What the exercise asks: Those lines of the data that hold the word "Privacy" are to be copied out.

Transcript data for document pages
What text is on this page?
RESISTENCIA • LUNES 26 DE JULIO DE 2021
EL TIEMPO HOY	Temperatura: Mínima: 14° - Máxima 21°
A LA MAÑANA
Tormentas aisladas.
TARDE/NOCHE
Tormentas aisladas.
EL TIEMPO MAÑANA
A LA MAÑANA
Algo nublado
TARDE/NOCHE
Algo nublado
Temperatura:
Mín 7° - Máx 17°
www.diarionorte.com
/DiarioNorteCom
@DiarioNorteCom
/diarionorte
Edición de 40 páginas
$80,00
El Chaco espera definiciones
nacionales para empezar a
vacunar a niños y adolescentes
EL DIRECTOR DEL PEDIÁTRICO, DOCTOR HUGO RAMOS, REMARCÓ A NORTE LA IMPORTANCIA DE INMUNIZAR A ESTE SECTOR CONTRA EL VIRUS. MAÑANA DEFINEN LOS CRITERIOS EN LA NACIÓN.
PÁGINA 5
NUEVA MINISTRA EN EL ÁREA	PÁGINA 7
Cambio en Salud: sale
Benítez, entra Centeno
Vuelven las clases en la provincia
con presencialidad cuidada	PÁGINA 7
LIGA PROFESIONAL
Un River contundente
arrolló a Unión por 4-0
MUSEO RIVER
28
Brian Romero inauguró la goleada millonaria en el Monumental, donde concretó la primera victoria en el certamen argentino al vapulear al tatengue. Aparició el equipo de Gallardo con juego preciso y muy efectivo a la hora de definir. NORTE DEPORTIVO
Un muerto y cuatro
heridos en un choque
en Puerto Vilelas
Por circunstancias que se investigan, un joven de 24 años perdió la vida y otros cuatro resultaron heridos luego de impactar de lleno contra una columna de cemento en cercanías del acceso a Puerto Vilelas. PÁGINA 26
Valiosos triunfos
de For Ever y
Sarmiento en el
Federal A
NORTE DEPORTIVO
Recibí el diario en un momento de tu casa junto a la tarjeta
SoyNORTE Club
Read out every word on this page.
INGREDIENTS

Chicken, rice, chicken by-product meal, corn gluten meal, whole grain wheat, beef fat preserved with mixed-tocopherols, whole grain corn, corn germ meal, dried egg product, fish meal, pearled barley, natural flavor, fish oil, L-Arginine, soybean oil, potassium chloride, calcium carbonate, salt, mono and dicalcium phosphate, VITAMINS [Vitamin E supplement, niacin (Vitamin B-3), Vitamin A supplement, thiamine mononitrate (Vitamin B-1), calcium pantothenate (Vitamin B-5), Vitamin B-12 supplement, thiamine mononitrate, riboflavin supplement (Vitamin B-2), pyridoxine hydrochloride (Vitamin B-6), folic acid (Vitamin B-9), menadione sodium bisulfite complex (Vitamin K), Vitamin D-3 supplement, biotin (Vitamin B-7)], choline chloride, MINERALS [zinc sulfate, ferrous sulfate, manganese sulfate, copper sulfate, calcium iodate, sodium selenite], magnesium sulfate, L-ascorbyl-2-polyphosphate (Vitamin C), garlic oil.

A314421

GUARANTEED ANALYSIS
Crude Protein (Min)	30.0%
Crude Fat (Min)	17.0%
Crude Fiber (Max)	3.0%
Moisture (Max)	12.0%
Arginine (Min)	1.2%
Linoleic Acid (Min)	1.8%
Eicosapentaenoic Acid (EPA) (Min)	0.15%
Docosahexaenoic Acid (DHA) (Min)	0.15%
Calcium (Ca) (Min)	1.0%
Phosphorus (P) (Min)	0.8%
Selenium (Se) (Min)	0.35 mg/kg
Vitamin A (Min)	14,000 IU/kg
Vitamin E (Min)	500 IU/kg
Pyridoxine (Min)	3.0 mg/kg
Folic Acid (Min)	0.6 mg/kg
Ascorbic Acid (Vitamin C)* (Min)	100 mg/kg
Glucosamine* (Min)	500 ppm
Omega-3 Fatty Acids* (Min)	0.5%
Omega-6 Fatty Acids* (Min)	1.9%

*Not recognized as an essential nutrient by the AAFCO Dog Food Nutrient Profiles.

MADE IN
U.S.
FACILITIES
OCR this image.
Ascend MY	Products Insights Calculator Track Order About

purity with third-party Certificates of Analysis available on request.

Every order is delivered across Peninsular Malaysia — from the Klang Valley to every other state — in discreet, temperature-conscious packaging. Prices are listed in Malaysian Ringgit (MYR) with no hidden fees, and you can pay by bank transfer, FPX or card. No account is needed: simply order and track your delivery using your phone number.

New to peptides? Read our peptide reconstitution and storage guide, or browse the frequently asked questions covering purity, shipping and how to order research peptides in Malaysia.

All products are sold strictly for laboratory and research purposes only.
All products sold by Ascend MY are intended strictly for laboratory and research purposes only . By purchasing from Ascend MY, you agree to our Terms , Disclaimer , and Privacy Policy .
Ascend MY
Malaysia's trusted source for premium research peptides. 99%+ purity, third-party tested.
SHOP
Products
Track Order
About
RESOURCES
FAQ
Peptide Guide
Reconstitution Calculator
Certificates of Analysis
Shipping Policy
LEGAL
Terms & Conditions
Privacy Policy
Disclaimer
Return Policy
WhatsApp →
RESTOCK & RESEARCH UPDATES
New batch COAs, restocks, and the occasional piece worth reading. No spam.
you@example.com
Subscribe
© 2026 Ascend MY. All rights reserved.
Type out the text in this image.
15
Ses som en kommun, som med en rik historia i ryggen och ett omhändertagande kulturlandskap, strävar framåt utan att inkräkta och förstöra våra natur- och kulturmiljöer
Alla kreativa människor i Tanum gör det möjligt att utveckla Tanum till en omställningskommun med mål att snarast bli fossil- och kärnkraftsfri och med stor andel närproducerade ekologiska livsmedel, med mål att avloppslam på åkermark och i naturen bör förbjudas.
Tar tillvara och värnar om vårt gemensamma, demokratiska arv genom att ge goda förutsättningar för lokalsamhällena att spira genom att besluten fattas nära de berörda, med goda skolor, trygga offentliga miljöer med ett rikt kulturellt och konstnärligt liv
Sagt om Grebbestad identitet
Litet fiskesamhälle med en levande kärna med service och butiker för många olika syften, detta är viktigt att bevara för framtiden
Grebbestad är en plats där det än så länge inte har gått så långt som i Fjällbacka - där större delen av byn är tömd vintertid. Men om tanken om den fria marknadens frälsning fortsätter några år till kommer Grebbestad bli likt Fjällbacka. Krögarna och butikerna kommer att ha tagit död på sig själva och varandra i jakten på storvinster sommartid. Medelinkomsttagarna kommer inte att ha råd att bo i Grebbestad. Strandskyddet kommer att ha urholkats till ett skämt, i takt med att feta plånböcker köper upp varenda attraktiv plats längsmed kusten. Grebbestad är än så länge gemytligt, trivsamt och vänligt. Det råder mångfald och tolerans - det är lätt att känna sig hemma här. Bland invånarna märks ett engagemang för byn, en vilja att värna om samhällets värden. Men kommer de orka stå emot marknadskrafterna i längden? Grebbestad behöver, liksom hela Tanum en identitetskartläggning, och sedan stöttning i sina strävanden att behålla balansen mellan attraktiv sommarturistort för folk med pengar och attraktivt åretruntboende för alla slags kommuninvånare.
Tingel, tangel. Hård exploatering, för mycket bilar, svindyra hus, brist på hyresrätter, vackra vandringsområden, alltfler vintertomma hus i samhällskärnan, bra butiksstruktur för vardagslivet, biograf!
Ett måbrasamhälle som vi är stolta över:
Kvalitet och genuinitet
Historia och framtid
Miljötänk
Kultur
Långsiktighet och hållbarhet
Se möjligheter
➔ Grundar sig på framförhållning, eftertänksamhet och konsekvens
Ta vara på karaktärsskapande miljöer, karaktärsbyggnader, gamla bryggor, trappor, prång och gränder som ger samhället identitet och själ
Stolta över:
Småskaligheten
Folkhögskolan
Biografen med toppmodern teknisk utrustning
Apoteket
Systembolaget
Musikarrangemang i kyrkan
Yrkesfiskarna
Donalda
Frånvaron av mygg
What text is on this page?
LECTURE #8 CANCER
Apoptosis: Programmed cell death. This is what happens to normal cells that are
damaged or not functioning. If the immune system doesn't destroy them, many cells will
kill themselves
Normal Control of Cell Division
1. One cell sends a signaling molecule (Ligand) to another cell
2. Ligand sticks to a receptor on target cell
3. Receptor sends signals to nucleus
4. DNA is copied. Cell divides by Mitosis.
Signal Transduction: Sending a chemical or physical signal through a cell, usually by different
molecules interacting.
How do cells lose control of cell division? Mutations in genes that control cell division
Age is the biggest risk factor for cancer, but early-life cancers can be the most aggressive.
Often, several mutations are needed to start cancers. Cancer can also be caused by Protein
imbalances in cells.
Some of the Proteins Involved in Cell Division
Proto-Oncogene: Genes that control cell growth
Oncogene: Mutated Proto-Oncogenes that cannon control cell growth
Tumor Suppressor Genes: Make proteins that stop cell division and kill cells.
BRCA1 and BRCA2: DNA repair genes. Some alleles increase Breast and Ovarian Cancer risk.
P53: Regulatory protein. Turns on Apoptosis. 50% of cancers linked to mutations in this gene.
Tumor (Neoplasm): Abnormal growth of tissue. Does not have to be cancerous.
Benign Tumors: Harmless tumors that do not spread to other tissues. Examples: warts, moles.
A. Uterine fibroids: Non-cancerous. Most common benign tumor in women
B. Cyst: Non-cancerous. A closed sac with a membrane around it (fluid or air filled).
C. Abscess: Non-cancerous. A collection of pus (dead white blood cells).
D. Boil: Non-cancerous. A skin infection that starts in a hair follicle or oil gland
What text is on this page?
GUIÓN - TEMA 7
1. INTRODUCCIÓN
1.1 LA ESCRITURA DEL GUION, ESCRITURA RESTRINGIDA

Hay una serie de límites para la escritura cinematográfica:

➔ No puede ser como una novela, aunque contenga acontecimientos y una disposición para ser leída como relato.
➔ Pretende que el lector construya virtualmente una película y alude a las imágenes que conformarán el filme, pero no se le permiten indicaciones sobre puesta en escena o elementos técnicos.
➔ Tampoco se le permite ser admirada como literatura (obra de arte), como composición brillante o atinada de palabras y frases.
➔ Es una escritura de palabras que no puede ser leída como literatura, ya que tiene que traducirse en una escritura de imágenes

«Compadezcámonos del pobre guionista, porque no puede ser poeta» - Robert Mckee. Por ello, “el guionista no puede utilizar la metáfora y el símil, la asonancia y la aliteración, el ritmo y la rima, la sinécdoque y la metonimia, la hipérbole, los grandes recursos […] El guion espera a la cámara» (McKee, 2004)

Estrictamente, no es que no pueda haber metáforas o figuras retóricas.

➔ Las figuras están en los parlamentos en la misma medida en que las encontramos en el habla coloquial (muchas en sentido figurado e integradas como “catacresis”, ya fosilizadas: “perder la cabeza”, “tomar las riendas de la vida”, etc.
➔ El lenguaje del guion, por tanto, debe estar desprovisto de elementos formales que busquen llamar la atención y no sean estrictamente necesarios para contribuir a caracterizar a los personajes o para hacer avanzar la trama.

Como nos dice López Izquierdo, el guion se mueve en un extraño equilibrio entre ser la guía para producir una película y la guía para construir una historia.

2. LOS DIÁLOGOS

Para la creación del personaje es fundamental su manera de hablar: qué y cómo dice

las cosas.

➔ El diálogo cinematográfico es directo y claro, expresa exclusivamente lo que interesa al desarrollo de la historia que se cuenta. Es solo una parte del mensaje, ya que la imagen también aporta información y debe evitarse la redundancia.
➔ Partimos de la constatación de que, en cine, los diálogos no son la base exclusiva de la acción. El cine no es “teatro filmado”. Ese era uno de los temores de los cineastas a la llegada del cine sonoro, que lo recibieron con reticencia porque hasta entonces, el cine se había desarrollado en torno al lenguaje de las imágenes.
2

Problem solution:
All products sold by Ascend MY are intended strictly for laboratory and research purposes only . By purchasing from Ascend MY, you agree to our Terms , Disclaimer , and Privacy Policy .
Privacy Policy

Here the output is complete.